__Description of the task__
Gather up every line that includes the string "Així".

__Data to use__
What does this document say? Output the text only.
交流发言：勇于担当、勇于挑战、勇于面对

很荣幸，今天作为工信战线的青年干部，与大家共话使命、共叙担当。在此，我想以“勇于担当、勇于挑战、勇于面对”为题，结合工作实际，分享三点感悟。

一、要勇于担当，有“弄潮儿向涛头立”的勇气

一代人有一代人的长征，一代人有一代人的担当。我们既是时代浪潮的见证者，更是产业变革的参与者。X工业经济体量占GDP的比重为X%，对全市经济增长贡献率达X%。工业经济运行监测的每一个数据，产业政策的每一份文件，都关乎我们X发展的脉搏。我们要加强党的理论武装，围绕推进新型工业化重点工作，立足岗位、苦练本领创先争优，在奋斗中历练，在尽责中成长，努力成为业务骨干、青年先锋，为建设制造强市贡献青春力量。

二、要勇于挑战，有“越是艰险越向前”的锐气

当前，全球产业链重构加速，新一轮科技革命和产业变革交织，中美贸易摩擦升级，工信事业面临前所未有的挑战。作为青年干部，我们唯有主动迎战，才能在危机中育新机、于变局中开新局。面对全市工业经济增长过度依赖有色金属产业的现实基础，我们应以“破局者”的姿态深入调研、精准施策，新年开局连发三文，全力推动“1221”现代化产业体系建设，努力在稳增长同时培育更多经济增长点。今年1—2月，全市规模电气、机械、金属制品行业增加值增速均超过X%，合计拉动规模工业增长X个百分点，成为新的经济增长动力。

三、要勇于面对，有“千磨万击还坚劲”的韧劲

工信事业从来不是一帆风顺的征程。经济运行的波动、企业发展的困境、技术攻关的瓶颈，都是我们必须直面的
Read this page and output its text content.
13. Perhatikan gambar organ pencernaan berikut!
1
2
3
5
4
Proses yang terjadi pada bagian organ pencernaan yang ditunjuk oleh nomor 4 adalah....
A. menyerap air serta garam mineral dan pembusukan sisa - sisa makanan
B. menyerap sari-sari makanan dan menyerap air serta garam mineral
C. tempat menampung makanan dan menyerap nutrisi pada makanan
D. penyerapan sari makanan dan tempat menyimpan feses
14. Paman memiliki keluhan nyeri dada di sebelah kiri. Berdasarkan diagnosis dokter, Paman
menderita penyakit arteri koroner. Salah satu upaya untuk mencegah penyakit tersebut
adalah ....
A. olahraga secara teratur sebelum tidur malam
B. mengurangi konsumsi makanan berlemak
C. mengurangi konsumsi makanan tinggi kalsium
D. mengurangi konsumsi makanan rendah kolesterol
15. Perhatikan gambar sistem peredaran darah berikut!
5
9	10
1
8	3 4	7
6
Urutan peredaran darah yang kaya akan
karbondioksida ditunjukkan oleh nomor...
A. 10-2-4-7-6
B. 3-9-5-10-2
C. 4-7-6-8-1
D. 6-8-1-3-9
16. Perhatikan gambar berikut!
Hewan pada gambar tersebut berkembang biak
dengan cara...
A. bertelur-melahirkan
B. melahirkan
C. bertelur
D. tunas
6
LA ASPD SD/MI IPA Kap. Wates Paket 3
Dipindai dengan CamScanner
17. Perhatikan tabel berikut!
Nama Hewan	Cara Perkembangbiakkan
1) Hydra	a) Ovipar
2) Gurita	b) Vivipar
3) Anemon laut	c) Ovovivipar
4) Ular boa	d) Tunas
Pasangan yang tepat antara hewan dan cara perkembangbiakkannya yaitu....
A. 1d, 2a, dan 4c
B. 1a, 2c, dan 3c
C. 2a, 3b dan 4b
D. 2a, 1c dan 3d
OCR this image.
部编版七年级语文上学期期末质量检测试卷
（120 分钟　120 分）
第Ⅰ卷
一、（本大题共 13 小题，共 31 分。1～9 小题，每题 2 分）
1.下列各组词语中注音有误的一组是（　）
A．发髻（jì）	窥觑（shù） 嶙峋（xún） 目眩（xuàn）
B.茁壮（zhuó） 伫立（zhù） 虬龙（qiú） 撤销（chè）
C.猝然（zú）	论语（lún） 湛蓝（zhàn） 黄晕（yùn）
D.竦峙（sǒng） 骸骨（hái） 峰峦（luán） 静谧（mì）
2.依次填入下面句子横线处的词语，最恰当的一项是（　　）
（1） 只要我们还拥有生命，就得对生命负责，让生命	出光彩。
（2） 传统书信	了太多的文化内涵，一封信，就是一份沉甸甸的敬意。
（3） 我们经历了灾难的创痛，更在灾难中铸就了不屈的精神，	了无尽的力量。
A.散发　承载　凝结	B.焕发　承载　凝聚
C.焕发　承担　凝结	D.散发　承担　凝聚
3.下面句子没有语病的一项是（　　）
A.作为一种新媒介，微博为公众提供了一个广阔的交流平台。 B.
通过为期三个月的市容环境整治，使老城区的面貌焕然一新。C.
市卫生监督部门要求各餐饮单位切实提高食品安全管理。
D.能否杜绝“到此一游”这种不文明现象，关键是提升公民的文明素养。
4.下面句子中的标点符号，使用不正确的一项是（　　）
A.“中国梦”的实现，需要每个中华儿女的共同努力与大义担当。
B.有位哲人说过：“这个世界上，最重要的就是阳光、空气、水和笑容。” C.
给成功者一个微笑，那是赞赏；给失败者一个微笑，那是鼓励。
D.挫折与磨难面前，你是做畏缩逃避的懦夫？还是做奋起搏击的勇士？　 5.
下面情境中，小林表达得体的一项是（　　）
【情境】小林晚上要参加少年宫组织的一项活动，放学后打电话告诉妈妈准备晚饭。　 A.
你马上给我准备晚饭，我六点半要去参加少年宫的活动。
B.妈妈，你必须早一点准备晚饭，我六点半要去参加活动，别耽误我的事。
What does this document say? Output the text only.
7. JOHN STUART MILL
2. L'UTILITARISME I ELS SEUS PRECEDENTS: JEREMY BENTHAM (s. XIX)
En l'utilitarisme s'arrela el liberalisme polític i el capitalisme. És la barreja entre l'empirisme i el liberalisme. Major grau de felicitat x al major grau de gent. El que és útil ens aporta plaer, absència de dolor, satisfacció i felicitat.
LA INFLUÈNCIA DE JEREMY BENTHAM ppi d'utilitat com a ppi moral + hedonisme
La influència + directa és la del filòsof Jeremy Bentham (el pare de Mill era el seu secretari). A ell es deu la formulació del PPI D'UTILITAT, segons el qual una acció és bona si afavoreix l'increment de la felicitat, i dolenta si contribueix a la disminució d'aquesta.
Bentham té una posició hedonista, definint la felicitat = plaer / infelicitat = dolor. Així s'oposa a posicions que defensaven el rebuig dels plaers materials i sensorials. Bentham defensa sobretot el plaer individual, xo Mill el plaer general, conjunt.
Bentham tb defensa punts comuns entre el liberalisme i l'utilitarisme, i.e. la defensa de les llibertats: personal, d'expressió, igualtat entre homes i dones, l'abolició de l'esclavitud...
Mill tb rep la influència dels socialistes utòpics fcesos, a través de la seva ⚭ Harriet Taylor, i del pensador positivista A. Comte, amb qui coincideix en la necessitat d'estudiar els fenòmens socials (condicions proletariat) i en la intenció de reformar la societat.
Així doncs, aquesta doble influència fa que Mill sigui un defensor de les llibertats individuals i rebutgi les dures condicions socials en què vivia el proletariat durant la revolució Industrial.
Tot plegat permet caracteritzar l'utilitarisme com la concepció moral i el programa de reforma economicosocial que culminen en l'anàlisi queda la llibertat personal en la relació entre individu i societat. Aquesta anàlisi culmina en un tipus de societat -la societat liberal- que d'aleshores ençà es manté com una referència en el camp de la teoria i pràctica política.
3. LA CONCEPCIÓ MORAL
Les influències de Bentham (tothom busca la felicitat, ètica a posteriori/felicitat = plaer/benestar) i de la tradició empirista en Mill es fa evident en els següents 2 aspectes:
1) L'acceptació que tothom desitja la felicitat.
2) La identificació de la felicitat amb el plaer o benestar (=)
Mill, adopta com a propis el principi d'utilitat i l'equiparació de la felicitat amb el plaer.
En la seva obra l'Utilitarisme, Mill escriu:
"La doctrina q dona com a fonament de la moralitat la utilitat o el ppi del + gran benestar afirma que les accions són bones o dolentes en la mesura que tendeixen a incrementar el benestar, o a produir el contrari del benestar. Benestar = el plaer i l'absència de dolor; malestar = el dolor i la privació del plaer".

__Right answer__
Bentham té una posició hedonista, definint la felicitat = plaer / infelicitat = dolor. Així s'oposa a posicions que defensaven el rebuig dels plaers materials i sensorials. Bentham defensa sobretot el plaer individual, xo Mill el plaer general, conjunt.
Així doncs, aquesta doble influència fa que Mill sigui un defensor de les llibertats individuals i rebutgi les dures condicions socials en què vivia el proletariat durant la revolució Industrial.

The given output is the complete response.